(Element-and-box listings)
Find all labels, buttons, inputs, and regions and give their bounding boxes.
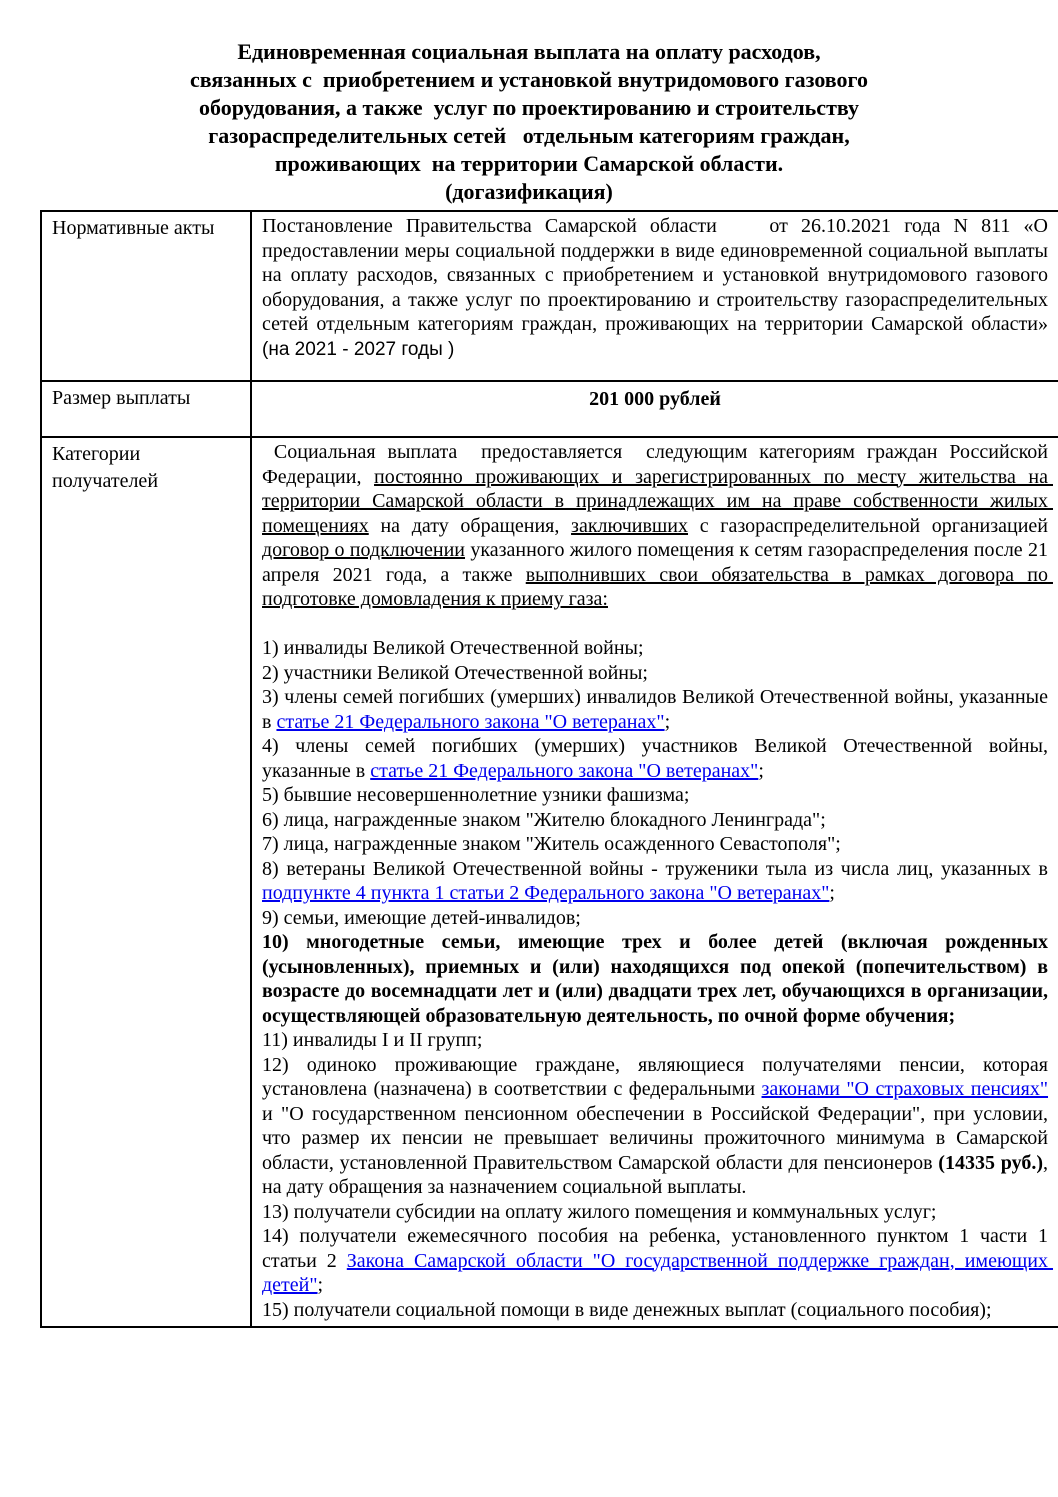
- row-label-payment-size: Размер выплаты: [41, 381, 251, 437]
- text-run: и "О государственном пенсионном обеспечении в Российской Федерации", при условии, что размер их пенсии не превышает величины прожиточного минимума в Самарской области, установленной Правительством Самарской области для пенсионеров: [262, 1078, 1054, 1174]
- text-run: договор о подключении: [262, 539, 466, 561]
- title-line: оборудования, а также услуг по проектированию и строительству: [199, 95, 859, 120]
- text-run: 1) инвалиды Великой Отечественной войны;: [262, 637, 644, 659]
- text-run: (на 2021 - 2027 годы ): [262, 338, 455, 360]
- text-run: 6) лица, награжденные знаком "Жителю блокадного Ленинграда";: [262, 808, 826, 831]
- table-row-normative-acts: [41, 211, 1058, 381]
- text-run: выполнивших свои обязательства в рамках договора по подготовке домовладения к приему газа:: [262, 563, 1053, 610]
- text-run: 9) семьи, имеющие детей-инвалидов;: [262, 906, 581, 929]
- title-line: Единовременная социальная выплата на оплату расходов,: [237, 39, 821, 64]
- paragraph: [262, 214, 1053, 362]
- benefit-info-table: [40, 210, 1058, 1328]
- text-run: 13) получатели субсидии на оплату жилого помещения и коммунальных услуг;: [262, 1200, 937, 1223]
- text-run: 10) многодетные семьи, имеющие трех и более детей (включая рожденных (усыновленных), приемных и (или) находящихся под опекой (попечительством) в возрасте до восемнадцати лет и (или) двадцати трех лет, обучающихся в организации, осуществляющей образовательную деятельность, по очной форме обучения;: [262, 931, 1053, 1027]
- text-run: ;: [317, 1274, 324, 1296]
- paragraph: [262, 661, 1048, 686]
- text-run: ;: [758, 759, 764, 782]
- paragraph: [262, 1224, 1053, 1298]
- paragraph: [262, 808, 1048, 833]
- paragraph: [262, 612, 1048, 637]
- paragraph: [262, 832, 1048, 857]
- row-label-normative-acts: Нормативные акты: [41, 211, 251, 381]
- legal-reference-link[interactable]: статье 21 Федерального закона "О ветеранах": [276, 710, 665, 733]
- text-run: Социальная выплата предоставляется следующим категориям граждан Российской Федерации,: [262, 441, 1053, 488]
- text-run: [262, 613, 267, 635]
- text-run: 11) инвалиды I и II групп;: [262, 1029, 483, 1051]
- paragraph: [262, 685, 1053, 734]
- legal-reference-link[interactable]: законами "О страховых пенсиях": [761, 1078, 1049, 1100]
- paragraph: [262, 636, 1048, 661]
- paragraph: [262, 1200, 1048, 1225]
- table-row-recipient-categories: [41, 437, 1058, 1327]
- title-subtitle: (догазификация): [445, 179, 613, 204]
- text-run: с газораспределительной организацией: [688, 514, 1054, 537]
- text-run: 8) ветераны Великой Отечественной войны - труженики тыла из числа лиц, указанных в: [262, 857, 1053, 880]
- title-line: газораспределительных сетей отдельным категориям граждан,: [208, 123, 850, 148]
- recipient-categories-text: [251, 437, 1058, 1327]
- paragraph: [262, 1053, 1054, 1200]
- text-run: , на дату обращения за назначением социальной выплаты.: [262, 1151, 1053, 1198]
- text-run: 5) бывшие несовершеннолетние узники фашизма;: [262, 784, 690, 806]
- text-run: на дату обращения,: [368, 514, 572, 537]
- document-title: [0, 0, 1058, 206]
- text-run: заключивших: [571, 514, 689, 537]
- text-run: 12) одиноко проживающие граждане, являющиеся получателями пенсии, которая установлена (назначена) в соответствии с федеральными: [262, 1053, 1053, 1100]
- text-run: 4) члены семей погибших (умерших) участников Великой Отечественной войны, указанные в: [262, 735, 1053, 782]
- text-run: постоянно проживающих и зарегистрированных по месту жительства на территории Самарской области в принадлежащих им на праве собственности жилых помещениях: [262, 465, 1053, 537]
- text-run: 14) получатели ежемесячного пособия на ребенка, установленного пунктом 1 части 1 статьи 2: [262, 1225, 1053, 1272]
- text-run: ;: [829, 882, 835, 904]
- paragraph: [262, 734, 1053, 783]
- title-line: проживающих на территории Самарской области.: [274, 151, 784, 176]
- legal-reference-link[interactable]: Закона Самарской области "О государственной поддержке граждан, имеющих детей": [262, 1249, 1053, 1296]
- legal-reference-link[interactable]: подпункте 4 пункта 1 статьи 2 Федерального закона "О ветеранах": [262, 882, 830, 904]
- text-run: 2) участники Великой Отечественной войны;: [262, 661, 648, 684]
- paragraph: [262, 857, 1053, 906]
- text-run: 15) получатели социальной помощи в виде денежных выплат (социального пособия);: [262, 1298, 992, 1321]
- text-run: (14335 руб.): [938, 1151, 1043, 1174]
- text-run: 3) члены семей погибших (умерших) инвалидов Великой Отечественной войны, указанные в: [262, 686, 1053, 733]
- normative-acts-text: [251, 211, 1058, 381]
- payment-amount: 201 000 рублей: [251, 381, 1058, 437]
- row-label-recipient-categories: Категории получателей: [41, 437, 251, 1327]
- table-row-payment-size: [41, 381, 1058, 437]
- legal-reference-link[interactable]: статье 21 Федерального закона "О ветеранах": [370, 759, 759, 782]
- paragraph: [262, 906, 1048, 931]
- paragraph: [262, 440, 1054, 612]
- paragraph: [262, 1028, 1048, 1053]
- text-run: ;: [664, 710, 671, 733]
- paragraph: [262, 930, 1053, 1028]
- text-run: Постановление Правительства Самарской области от 26.10.2021 года N 811 «О предоставлении меры социальной поддержки в виде единовременной социальной выплаты на оплату расходов, связанных с приобретением и установкой внутридомового газового оборудования, а также услуг по проектированию и строительству газораспределительных сетей отдельным категориям граждан, проживающих на территории Самарской области»: [262, 215, 1053, 335]
- text-run: указанного жилого помещения к сетям газораспределения после 21 апреля 2021 года, а также: [262, 539, 1053, 586]
- paragraph: [262, 783, 1048, 808]
- text-run: 7) лица, награжденные знаком "Житель осажденного Севастополя";: [262, 833, 841, 855]
- paragraph: [262, 1298, 1048, 1323]
- title-line: связанных с приобретением и установкой внутридомового газового: [190, 67, 868, 92]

=== REQUIREMENT ===
Transcribe every line of the entries above verbatim, omitting the pictures from your answer.

=== EXERCISE RESPONSE ===
Find all labels, buttons, inputs, and regions and give their bounding boxes.
- row-label-payment-size: Размер выплаты: [41, 381, 251, 437]
- text-run: и "О государственном пенсионном обеспечении в Российской Федерации", при условии, что размер их пенсии не превышает величины прожиточного минимума в Самарской области, установленной Правительством Самарской области для пенсионеров: [262, 1078, 1054, 1174]
- text-run: договор о подключении: [262, 539, 466, 561]
- title-line: оборудования, а также услуг по проектированию и строительству: [199, 95, 859, 120]
- text-run: 1) инвалиды Великой Отечественной войны;: [262, 637, 644, 659]
- text-run: (на 2021 - 2027 годы ): [262, 338, 455, 360]
- text-run: 6) лица, награжденные знаком "Жителю блокадного Ленинграда";: [262, 808, 826, 831]
- table-row-normative-acts: [41, 211, 1058, 381]
- text-run: выполнивших свои обязательства в рамках договора по подготовке домовладения к приему газа:: [262, 563, 1053, 610]
- text-run: 9) семьи, имеющие детей-инвалидов;: [262, 906, 581, 929]
- title-line: Единовременная социальная выплата на оплату расходов,: [237, 39, 821, 64]
- paragraph: [262, 214, 1053, 362]
- benefit-info-table: [40, 210, 1058, 1328]
- text-run: 13) получатели субсидии на оплату жилого помещения и коммунальных услуг;: [262, 1200, 937, 1223]
- text-run: 10) многодетные семьи, имеющие трех и более детей (включая рожденных (усыновленных), приемных и (или) находящихся под опекой (попечительством) в возрасте до восемнадцати лет и (или) двадцати трех лет, обучающихся в организации, осуществляющей образовательную деятельность, по очной форме обучения;: [262, 931, 1053, 1027]
- text-run: ;: [317, 1274, 324, 1296]
- paragraph: [262, 661, 1048, 686]
- text-run: ;: [758, 759, 764, 782]
- paragraph: [262, 1224, 1053, 1298]
- paragraph: [262, 808, 1048, 833]
- paragraph: [262, 612, 1048, 637]
- paragraph: [262, 832, 1048, 857]
- row-label-normative-acts: Нормативные акты: [41, 211, 251, 381]
- legal-reference-link[interactable]: статье 21 Федерального закона "О ветеранах": [276, 710, 665, 733]
- text-run: Социальная выплата предоставляется следующим категориям граждан Российской Федерации,: [262, 441, 1053, 488]
- text-run: [262, 613, 267, 635]
- text-run: 11) инвалиды I и II групп;: [262, 1029, 483, 1051]
- paragraph: [262, 685, 1053, 734]
- legal-reference-link[interactable]: законами "О страховых пенсиях": [761, 1078, 1049, 1100]
- paragraph: [262, 636, 1048, 661]
- paragraph: [262, 1200, 1048, 1225]
- table-row-recipient-categories: [41, 437, 1058, 1327]
- title-subtitle: (догазификация): [445, 179, 613, 204]
- text-run: с газораспределительной организацией: [688, 514, 1054, 537]
- text-run: 8) ветераны Великой Отечественной войны - труженики тыла из числа лиц, указанных в: [262, 857, 1053, 880]
- title-line: газораспределительных сетей отдельным категориям граждан,: [208, 123, 850, 148]
- recipient-categories-text: [251, 437, 1058, 1327]
- paragraph: [262, 1053, 1054, 1200]
- text-run: , на дату обращения за назначением социальной выплаты.: [262, 1151, 1053, 1198]
- text-run: 5) бывшие несовершеннолетние узники фашизма;: [262, 784, 690, 806]
- text-run: на дату обращения,: [368, 514, 572, 537]
- document-title: [0, 0, 1058, 206]
- text-run: заключивших: [571, 514, 689, 537]
- text-run: 12) одиноко проживающие граждане, являющиеся получателями пенсии, которая установлена (назначена) в соответствии с федеральными: [262, 1053, 1053, 1100]
- text-run: 4) члены семей погибших (умерших) участников Великой Отечественной войны, указанные в: [262, 735, 1053, 782]
- text-run: постоянно проживающих и зарегистрированных по месту жительства на территории Самарской области в принадлежащих им на праве собственности жилых помещениях: [262, 465, 1053, 537]
- text-run: 14) получатели ежемесячного пособия на ребенка, установленного пунктом 1 части 1 статьи 2: [262, 1225, 1053, 1272]
- text-run: ;: [829, 882, 835, 904]
- paragraph: [262, 734, 1053, 783]
- title-line: проживающих на территории Самарской области.: [274, 151, 784, 176]
- legal-reference-link[interactable]: Закона Самарской области "О государственной поддержке граждан, имеющих детей": [262, 1249, 1053, 1296]
- legal-reference-link[interactable]: подпункте 4 пункта 1 статьи 2 Федерального закона "О ветеранах": [262, 882, 830, 904]
- text-run: 2) участники Великой Отечественной войны;: [262, 661, 648, 684]
- paragraph: [262, 857, 1053, 906]
- text-run: 15) получатели социальной помощи в виде денежных выплат (социального пособия);: [262, 1298, 992, 1321]
- text-run: (14335 руб.): [938, 1151, 1043, 1174]
- text-run: 3) члены семей погибших (умерших) инвалидов Великой Отечественной войны, указанные в: [262, 686, 1053, 733]
- normative-acts-text: [251, 211, 1058, 381]
- payment-amount: 201 000 рублей: [251, 381, 1058, 437]
- row-label-recipient-categories: Категории получателей: [41, 437, 251, 1327]
- table-row-payment-size: [41, 381, 1058, 437]
- legal-reference-link[interactable]: статье 21 Федерального закона "О ветеранах": [370, 759, 759, 782]
- paragraph: [262, 906, 1048, 931]
- paragraph: [262, 440, 1054, 612]
- paragraph: [262, 1028, 1048, 1053]
- text-run: ;: [664, 710, 671, 733]
- paragraph: [262, 930, 1053, 1028]
- text-run: Постановление Правительства Самарской области от 26.10.2021 года N 811 «О предоставлении меры социальной поддержки в виде единовременной социальной выплаты на оплату расходов, связанных с приобретением и установкой внутридомового газового оборудования, а также услуг по проектированию и строительству газораспределительных сетей отдельным категориям граждан, проживающих на территории Самарской области»: [262, 215, 1053, 335]
- text-run: указанного жилого помещения к сетям газораспределения после 21 апреля 2021 года, а также: [262, 539, 1053, 586]
- paragraph: [262, 783, 1048, 808]
- text-run: 7) лица, награжденные знаком "Житель осажденного Севастополя";: [262, 833, 841, 855]
- paragraph: [262, 1298, 1048, 1323]
- title-line: связанных с приобретением и установкой внутридомового газового: [190, 67, 868, 92]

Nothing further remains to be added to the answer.